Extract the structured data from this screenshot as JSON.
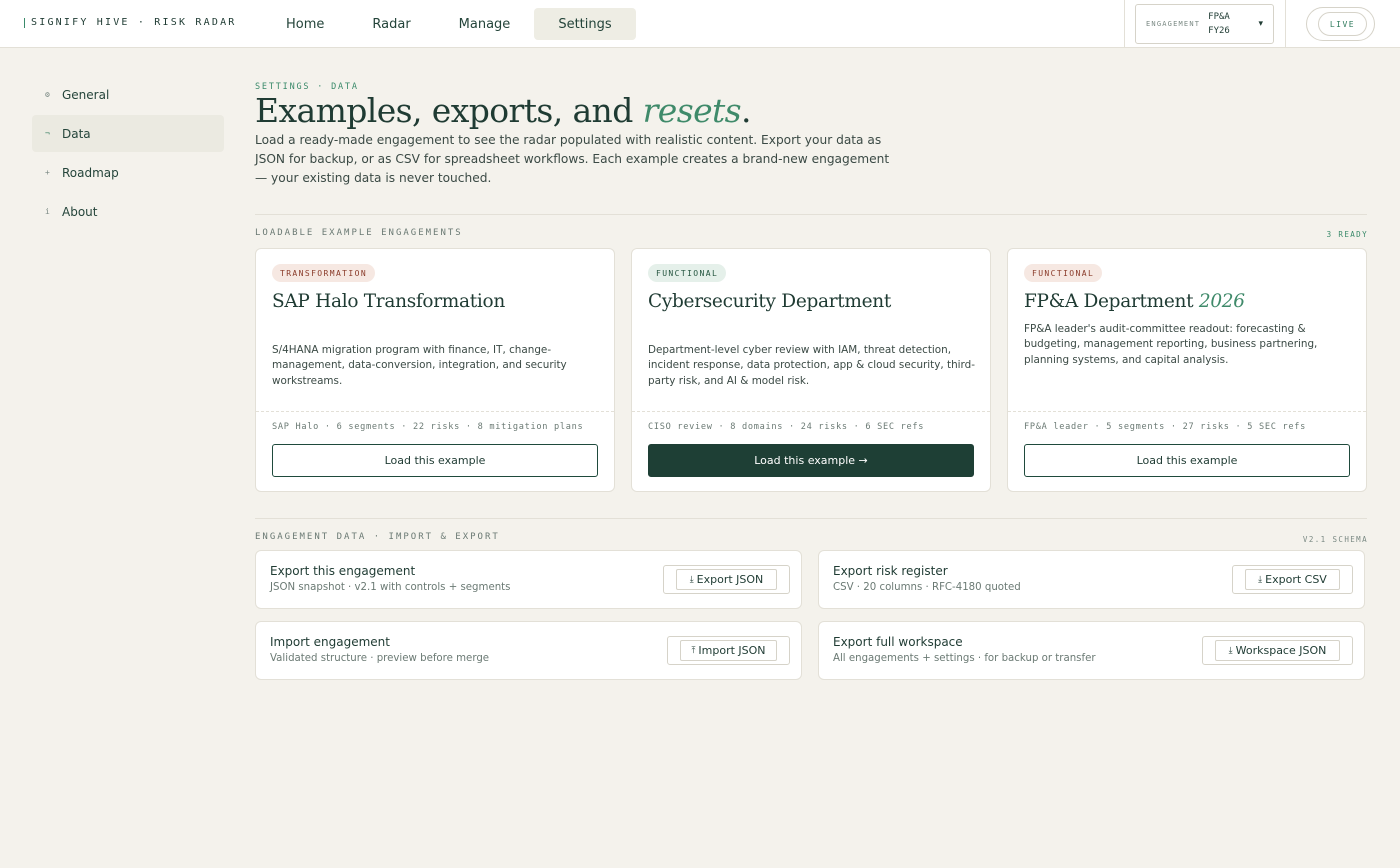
{
  "brand": {
    "name": "SIGNIFY HIVE · RISK RADAR"
  },
  "nav": [
    {
      "label": "Home"
    },
    {
      "label": "Radar"
    },
    {
      "label": "Manage"
    },
    {
      "label": "Settings",
      "active": true
    }
  ],
  "engagement": {
    "label": "ENGAGEMENT",
    "value": "FP&A FY26",
    "caret": "▾"
  },
  "live": {
    "label": "LIVE"
  },
  "sidebar": [
    {
      "icon": "⚙",
      "label": "General"
    },
    {
      "icon": "¬",
      "label": "Data",
      "active": true
    },
    {
      "icon": "+",
      "label": "Roadmap"
    },
    {
      "icon": "i",
      "label": "About"
    }
  ],
  "header": {
    "eyebrow": "SETTINGS · DATA",
    "title_main": "Examples, exports, and ",
    "title_em": "resets",
    "title_end": ".",
    "lead": "Load a ready-made engagement to see the radar populated with realistic content. Export your data as JSON for backup, or as CSV for spreadsheet workflows. Each example creates a brand-new engagement — your existing data is never touched."
  },
  "examples_section": {
    "title": "LOADABLE EXAMPLE ENGAGEMENTS",
    "count": "3 READY"
  },
  "examples": [
    {
      "tag": "TRANSFORMATION",
      "title": "SAP Halo Transformation",
      "title_em": "",
      "desc": "S/4HANA migration program with finance, IT, change-management, data-conversion, integration, and security workstreams.",
      "meta": "SAP Halo · 6 segments · 22 risks · 8 mitigation plans",
      "button": "Load this example"
    },
    {
      "tag": "FUNCTIONAL",
      "title": "Cybersecurity Department",
      "title_em": "",
      "desc": "Department-level cyber review with IAM, threat detection, incident response, data protection, app & cloud security, third-party risk, and AI & model risk.",
      "meta": "CISO review · 8 domains · 24 risks · 6 SEC refs",
      "button": "Load this example →"
    },
    {
      "tag": "FUNCTIONAL",
      "title": "FP&A Department ",
      "title_em": "2026",
      "desc": "FP&A leader's audit-committee readout: forecasting & budgeting, management reporting, business partnering, planning systems, and capital analysis.",
      "meta": "FP&A leader · 5 segments · 27 risks · 5 SEC refs",
      "button": "Load this example"
    }
  ],
  "data_section": {
    "title": "ENGAGEMENT DATA · IMPORT & EXPORT",
    "schema": "V2.1 SCHEMA"
  },
  "data_actions": [
    {
      "title": "Export this engagement",
      "sub": "JSON snapshot · v2.1 with controls + segments",
      "icon": "⤓",
      "button": "Export JSON"
    },
    {
      "title": "Export risk register",
      "sub": "CSV · 20 columns · RFC-4180 quoted",
      "icon": "⤓",
      "button": "Export CSV"
    },
    {
      "title": "Import engagement",
      "sub": "Validated structure · preview before merge",
      "icon": "⤒",
      "button": "Import JSON"
    },
    {
      "title": "Export full workspace",
      "sub": "All engagements + settings · for backup or transfer",
      "icon": "⤓",
      "button": "Workspace JSON"
    }
  ]
}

▶ EXERCISE DIRECTIONS: Each record should be quoted exactly, with the images omitted.

▶ RESPONSE TO THIS EXERCISE:
Extract the structured data from this screenshot as JSON.
{
  "brand": {
    "name": "SIGNIFY HIVE · RISK RADAR"
  },
  "nav": [
    {
      "label": "Home"
    },
    {
      "label": "Radar"
    },
    {
      "label": "Manage"
    },
    {
      "label": "Settings",
      "active": true
    }
  ],
  "engagement": {
    "label": "ENGAGEMENT",
    "value": "FP&A FY26",
    "caret": "▾"
  },
  "live": {
    "label": "LIVE"
  },
  "sidebar": [
    {
      "icon": "⚙",
      "label": "General"
    },
    {
      "icon": "¬",
      "label": "Data",
      "active": true
    },
    {
      "icon": "+",
      "label": "Roadmap"
    },
    {
      "icon": "i",
      "label": "About"
    }
  ],
  "header": {
    "eyebrow": "SETTINGS · DATA",
    "title_main": "Examples, exports, and ",
    "title_em": "resets",
    "title_end": ".",
    "lead": "Load a ready-made engagement to see the radar populated with realistic content. Export your data as JSON for backup, or as CSV for spreadsheet workflows. Each example creates a brand-new engagement — your existing data is never touched."
  },
  "examples_section": {
    "title": "LOADABLE EXAMPLE ENGAGEMENTS",
    "count": "3 READY"
  },
  "examples": [
    {
      "tag": "TRANSFORMATION",
      "title": "SAP Halo Transformation",
      "title_em": "",
      "desc": "S/4HANA migration program with finance, IT, change-management, data-conversion, integration, and security workstreams.",
      "meta": "SAP Halo · 6 segments · 22 risks · 8 mitigation plans",
      "button": "Load this example"
    },
    {
      "tag": "FUNCTIONAL",
      "title": "Cybersecurity Department",
      "title_em": "",
      "desc": "Department-level cyber review with IAM, threat detection, incident response, data protection, app & cloud security, third-party risk, and AI & model risk.",
      "meta": "CISO review · 8 domains · 24 risks · 6 SEC refs",
      "button": "Load this example →"
    },
    {
      "tag": "FUNCTIONAL",
      "title": "FP&A Department ",
      "title_em": "2026",
      "desc": "FP&A leader's audit-committee readout: forecasting & budgeting, management reporting, business partnering, planning systems, and capital analysis.",
      "meta": "FP&A leader · 5 segments · 27 risks · 5 SEC refs",
      "button": "Load this example"
    }
  ],
  "data_section": {
    "title": "ENGAGEMENT DATA · IMPORT & EXPORT",
    "schema": "V2.1 SCHEMA"
  },
  "data_actions": [
    {
      "title": "Export this engagement",
      "sub": "JSON snapshot · v2.1 with controls + segments",
      "icon": "⤓",
      "button": "Export JSON"
    },
    {
      "title": "Export risk register",
      "sub": "CSV · 20 columns · RFC-4180 quoted",
      "icon": "⤓",
      "button": "Export CSV"
    },
    {
      "title": "Import engagement",
      "sub": "Validated structure · preview before merge",
      "icon": "⤒",
      "button": "Import JSON"
    },
    {
      "title": "Export full workspace",
      "sub": "All engagements + settings · for backup or transfer",
      "icon": "⤓",
      "button": "Workspace JSON"
    }
  ]
}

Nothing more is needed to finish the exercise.